## Goal
Copy every line of the data in which the word "platepar" occurs.
-- BEGIN Data section --
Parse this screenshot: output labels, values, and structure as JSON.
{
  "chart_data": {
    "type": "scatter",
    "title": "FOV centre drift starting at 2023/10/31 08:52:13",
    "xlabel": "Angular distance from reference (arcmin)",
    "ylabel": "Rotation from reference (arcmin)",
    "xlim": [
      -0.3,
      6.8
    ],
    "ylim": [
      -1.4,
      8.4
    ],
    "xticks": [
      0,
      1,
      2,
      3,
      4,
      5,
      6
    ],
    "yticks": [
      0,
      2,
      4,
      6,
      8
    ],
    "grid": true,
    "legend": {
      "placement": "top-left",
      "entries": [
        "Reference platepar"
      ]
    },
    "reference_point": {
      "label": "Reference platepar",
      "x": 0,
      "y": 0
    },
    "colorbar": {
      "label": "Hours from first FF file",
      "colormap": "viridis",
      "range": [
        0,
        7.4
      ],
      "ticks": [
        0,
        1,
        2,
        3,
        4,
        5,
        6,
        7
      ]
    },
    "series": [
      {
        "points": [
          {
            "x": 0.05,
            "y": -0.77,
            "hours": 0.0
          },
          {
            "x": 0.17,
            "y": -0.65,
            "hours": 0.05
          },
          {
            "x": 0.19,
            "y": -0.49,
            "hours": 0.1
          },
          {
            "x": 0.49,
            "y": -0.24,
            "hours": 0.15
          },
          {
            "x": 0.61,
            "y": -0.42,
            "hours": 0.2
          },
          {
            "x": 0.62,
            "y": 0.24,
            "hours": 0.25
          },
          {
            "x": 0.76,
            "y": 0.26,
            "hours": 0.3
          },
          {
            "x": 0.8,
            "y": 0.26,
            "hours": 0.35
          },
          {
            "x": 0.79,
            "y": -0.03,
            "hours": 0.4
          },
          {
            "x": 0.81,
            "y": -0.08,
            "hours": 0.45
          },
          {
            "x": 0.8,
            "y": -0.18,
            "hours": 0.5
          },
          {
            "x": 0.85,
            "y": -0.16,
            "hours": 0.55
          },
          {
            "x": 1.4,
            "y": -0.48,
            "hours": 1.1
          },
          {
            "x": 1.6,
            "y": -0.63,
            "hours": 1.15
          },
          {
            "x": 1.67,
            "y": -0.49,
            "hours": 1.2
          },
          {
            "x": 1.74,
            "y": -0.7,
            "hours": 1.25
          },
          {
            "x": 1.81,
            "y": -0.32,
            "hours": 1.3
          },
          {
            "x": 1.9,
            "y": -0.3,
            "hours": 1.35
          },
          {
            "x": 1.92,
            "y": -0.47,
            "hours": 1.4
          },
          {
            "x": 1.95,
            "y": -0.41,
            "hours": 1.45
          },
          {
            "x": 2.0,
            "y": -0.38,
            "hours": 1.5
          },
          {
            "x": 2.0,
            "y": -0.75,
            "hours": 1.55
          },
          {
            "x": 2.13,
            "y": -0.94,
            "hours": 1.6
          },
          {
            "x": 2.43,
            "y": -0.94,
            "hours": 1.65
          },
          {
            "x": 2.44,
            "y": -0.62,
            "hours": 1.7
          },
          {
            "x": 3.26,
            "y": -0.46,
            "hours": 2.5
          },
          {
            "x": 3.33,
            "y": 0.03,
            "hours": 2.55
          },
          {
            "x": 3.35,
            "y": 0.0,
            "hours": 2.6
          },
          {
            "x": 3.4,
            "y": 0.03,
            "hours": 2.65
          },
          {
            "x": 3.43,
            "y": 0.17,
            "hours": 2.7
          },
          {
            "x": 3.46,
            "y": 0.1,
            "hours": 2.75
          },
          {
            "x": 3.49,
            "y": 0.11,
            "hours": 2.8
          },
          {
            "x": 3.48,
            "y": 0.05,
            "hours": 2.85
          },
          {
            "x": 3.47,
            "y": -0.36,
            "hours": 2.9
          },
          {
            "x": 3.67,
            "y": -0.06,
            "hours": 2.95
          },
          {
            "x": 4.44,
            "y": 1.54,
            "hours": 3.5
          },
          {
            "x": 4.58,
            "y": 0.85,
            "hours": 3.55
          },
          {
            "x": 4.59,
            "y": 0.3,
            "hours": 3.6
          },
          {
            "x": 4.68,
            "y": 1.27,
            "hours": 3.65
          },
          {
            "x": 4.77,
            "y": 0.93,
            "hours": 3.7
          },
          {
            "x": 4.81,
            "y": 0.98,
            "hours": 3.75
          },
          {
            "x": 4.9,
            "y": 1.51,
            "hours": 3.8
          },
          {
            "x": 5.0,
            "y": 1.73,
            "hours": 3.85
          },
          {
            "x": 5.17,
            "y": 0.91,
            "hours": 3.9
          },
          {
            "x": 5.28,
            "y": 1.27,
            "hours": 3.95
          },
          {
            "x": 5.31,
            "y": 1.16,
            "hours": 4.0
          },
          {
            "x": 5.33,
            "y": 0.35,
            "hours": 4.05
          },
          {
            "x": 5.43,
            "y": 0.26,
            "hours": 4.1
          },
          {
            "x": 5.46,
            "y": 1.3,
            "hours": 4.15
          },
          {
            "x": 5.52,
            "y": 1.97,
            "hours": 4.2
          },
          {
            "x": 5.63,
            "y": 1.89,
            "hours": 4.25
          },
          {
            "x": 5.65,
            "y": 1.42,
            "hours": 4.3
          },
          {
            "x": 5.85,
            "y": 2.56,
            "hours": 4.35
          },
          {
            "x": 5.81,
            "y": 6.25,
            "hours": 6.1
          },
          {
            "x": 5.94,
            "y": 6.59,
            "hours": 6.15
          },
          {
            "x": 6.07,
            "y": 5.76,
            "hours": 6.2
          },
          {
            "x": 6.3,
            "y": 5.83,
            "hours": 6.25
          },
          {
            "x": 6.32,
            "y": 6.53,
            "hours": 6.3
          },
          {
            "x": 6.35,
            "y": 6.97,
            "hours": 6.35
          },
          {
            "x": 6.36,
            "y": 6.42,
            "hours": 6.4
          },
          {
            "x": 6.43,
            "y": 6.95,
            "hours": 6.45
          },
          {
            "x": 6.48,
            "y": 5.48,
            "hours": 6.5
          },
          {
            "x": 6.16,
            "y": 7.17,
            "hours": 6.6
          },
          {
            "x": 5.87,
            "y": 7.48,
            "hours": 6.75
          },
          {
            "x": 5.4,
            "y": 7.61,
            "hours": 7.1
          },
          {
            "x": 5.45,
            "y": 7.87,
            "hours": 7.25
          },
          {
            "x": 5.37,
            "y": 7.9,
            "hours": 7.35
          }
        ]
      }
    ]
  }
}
-- END Data section --
## Task output
        "Reference platepar"
      "label": "Reference platepar",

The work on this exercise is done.